| Given problem |
Provide an exact copy of the data, excluding the images.

>> begin Data provided

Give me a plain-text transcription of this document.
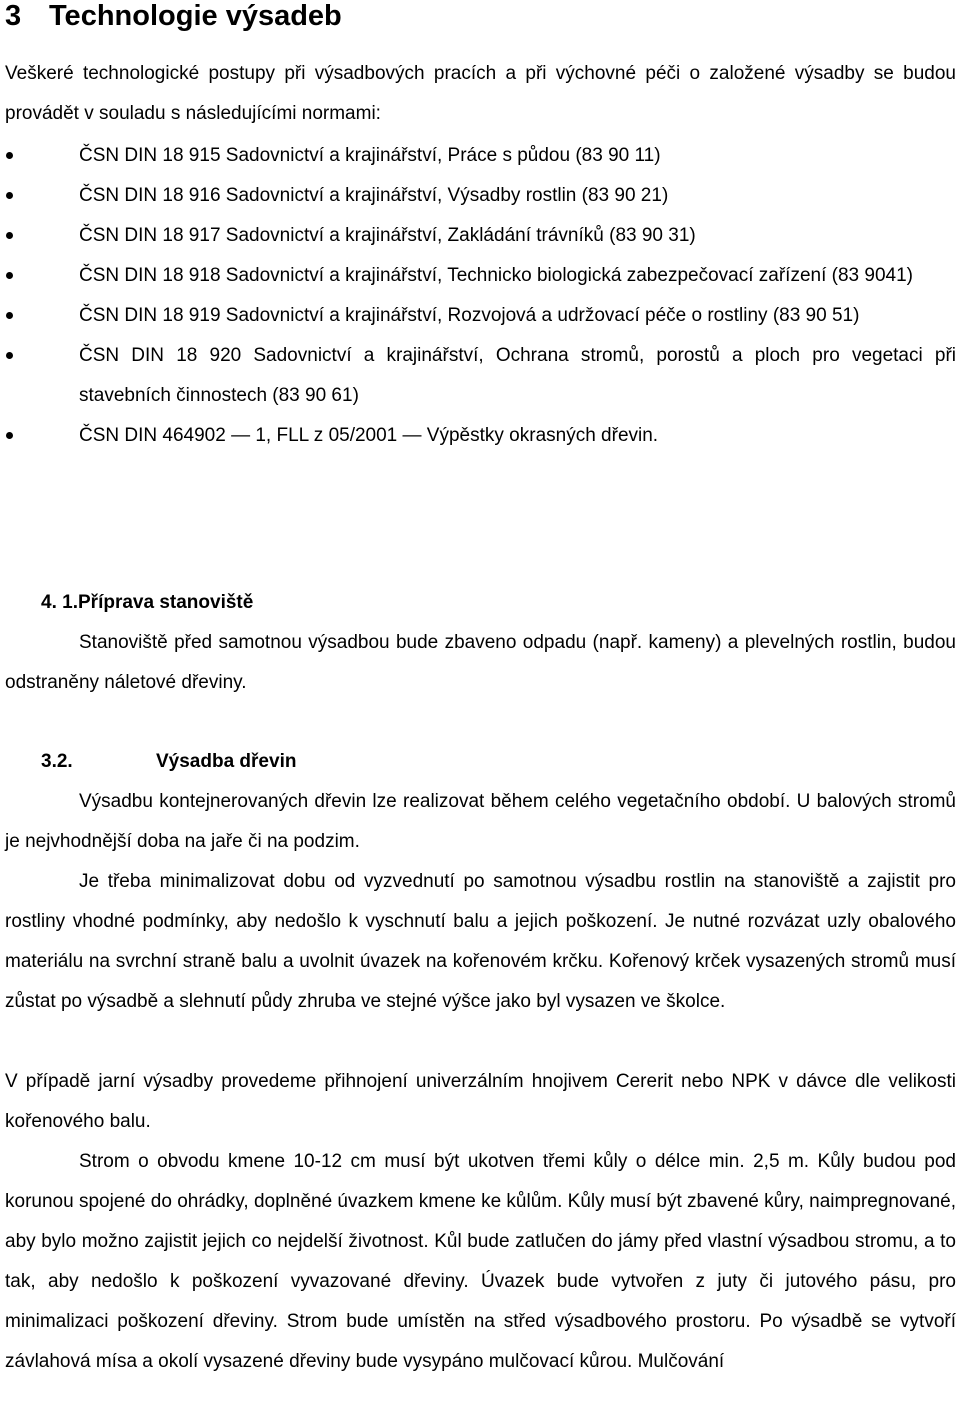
3 Technologie výsadeb

Veškeré technologické postupy při výsadbových pracích a při výchovné péči o založené výsadby se budou provádět v souladu s následujícími normami:

ČSN DIN 18 915 Sadovnictví a krajinářství, Práce s půdou (83 90 11)
ČSN DIN 18 916 Sadovnictví a krajinářství, Výsadby rostlin (83 90 21)
ČSN DIN 18 917 Sadovnictví a krajinářství, Zakládání trávníků (83 90 31)
ČSN DIN 18 918 Sadovnictví a krajinářství, Technicko biologická zabezpečovací zařízení (83 9041)
ČSN DIN 18 919 Sadovnictví a krajinářství, Rozvojová a udržovací péče o rostliny (83 90 51)
ČSN DIN 18 920 Sadovnictví a krajinářství, Ochrana stromů, porostů a ploch pro vegetaci při stavebních činnostech (83 90 61)
ČSN DIN 464902 — 1, FLL z 05/2001 — Výpěstky okrasných dřevin.
4. 1.Příprava stanoviště

Stanoviště před samotnou výsadbou bude zbaveno odpadu (např. kameny) a plevelných rostlin, budou odstraněny náletové dřeviny.

3.2.	Výsadba dřevin

Výsadbu kontejnerovaných dřevin lze realizovat během celého vegetačního období. U balových stromů je nejvhodnější doba na jaře či na podzim.

Je třeba minimalizovat dobu od vyzvednutí po samotnou výsadbu rostlin na stanoviště a zajistit pro rostliny vhodné podmínky, aby nedošlo k vyschnutí balu a jejich poškození. Je nutné rozvázat uzly obalového materiálu na svrchní straně balu a uvolnit úvazek na kořenovém krčku. Kořenový krček vysazených stromů musí zůstat po výsadbě a slehnutí půdy zhruba ve stejné výšce jako byl vysazen ve školce.

V případě jarní výsadby provedeme přihnojení univerzálním hnojivem Cererit nebo NPK v dávce dle velikosti kořenového balu.

Strom o obvodu kmene 10-12 cm musí být ukotven třemi kůly o délce min. 2,5 m. Kůly budou pod korunou spojené do ohrádky, doplněné úvazkem kmene ke kůlům. Kůly musí být zbavené kůry, naimpregnované, aby bylo možno zajistit jejich co nejdelší životnost. Kůl bude zatlučen do jámy před vlastní výsadbou stromu, a to tak, aby nedošlo k poškození vyvazované dřeviny. Úvazek bude vytvořen z juty či jutového pásu, pro minimalizaci poškození dřeviny. Strom bude umístěn na střed výsadbového prostoru. Po výsadbě se vytvoří závlahová mísa a okolí vysazené dřeviny bude vysypáno mulčovací kůrou. Mulčování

>> end Data provided

| Response |
Give me a plain-text transcription of this document.
3 Technologie výsadeb

Veškeré technologické postupy při výsadbových pracích a při výchovné péči o založené výsadby se budou provádět v souladu s následujícími normami:

ČSN DIN 18 915 Sadovnictví a krajinářství, Práce s půdou (83 90 11)
ČSN DIN 18 916 Sadovnictví a krajinářství, Výsadby rostlin (83 90 21)
ČSN DIN 18 917 Sadovnictví a krajinářství, Zakládání trávníků (83 90 31)
ČSN DIN 18 918 Sadovnictví a krajinářství, Technicko biologická zabezpečovací zařízení (83 9041)
ČSN DIN 18 919 Sadovnictví a krajinářství, Rozvojová a udržovací péče o rostliny (83 90 51)
ČSN DIN 18 920 Sadovnictví a krajinářství, Ochrana stromů, porostů a ploch pro vegetaci při stavebních činnostech (83 90 61)
ČSN DIN 464902 — 1, FLL z 05/2001 — Výpěstky okrasných dřevin.
4. 1.Příprava stanoviště

Stanoviště před samotnou výsadbou bude zbaveno odpadu (např. kameny) a plevelných rostlin, budou odstraněny náletové dřeviny.

3.2.	Výsadba dřevin

Výsadbu kontejnerovaných dřevin lze realizovat během celého vegetačního období. U balových stromů je nejvhodnější doba na jaře či na podzim.

Je třeba minimalizovat dobu od vyzvednutí po samotnou výsadbu rostlin na stanoviště a zajistit pro rostliny vhodné podmínky, aby nedošlo k vyschnutí balu a jejich poškození. Je nutné rozvázat uzly obalového materiálu na svrchní straně balu a uvolnit úvazek na kořenovém krčku. Kořenový krček vysazených stromů musí zůstat po výsadbě a slehnutí půdy zhruba ve stejné výšce jako byl vysazen ve školce.

V případě jarní výsadby provedeme přihnojení univerzálním hnojivem Cererit nebo NPK v dávce dle velikosti kořenového balu.

Strom o obvodu kmene 10-12 cm musí být ukotven třemi kůly o délce min. 2,5 m. Kůly budou pod korunou spojené do ohrádky, doplněné úvazkem kmene ke kůlům. Kůly musí být zbavené kůry, naimpregnované, aby bylo možno zajistit jejich co nejdelší životnost. Kůl bude zatlučen do jámy před vlastní výsadbou stromu, a to tak, aby nedošlo k poškození vyvazované dřeviny. Úvazek bude vytvořen z juty či jutového pásu, pro minimalizaci poškození dřeviny. Strom bude umístěn na střed výsadbového prostoru. Po výsadbě se vytvoří závlahová mísa a okolí vysazené dřeviny bude vysypáno mulčovací kůrou. Mulčování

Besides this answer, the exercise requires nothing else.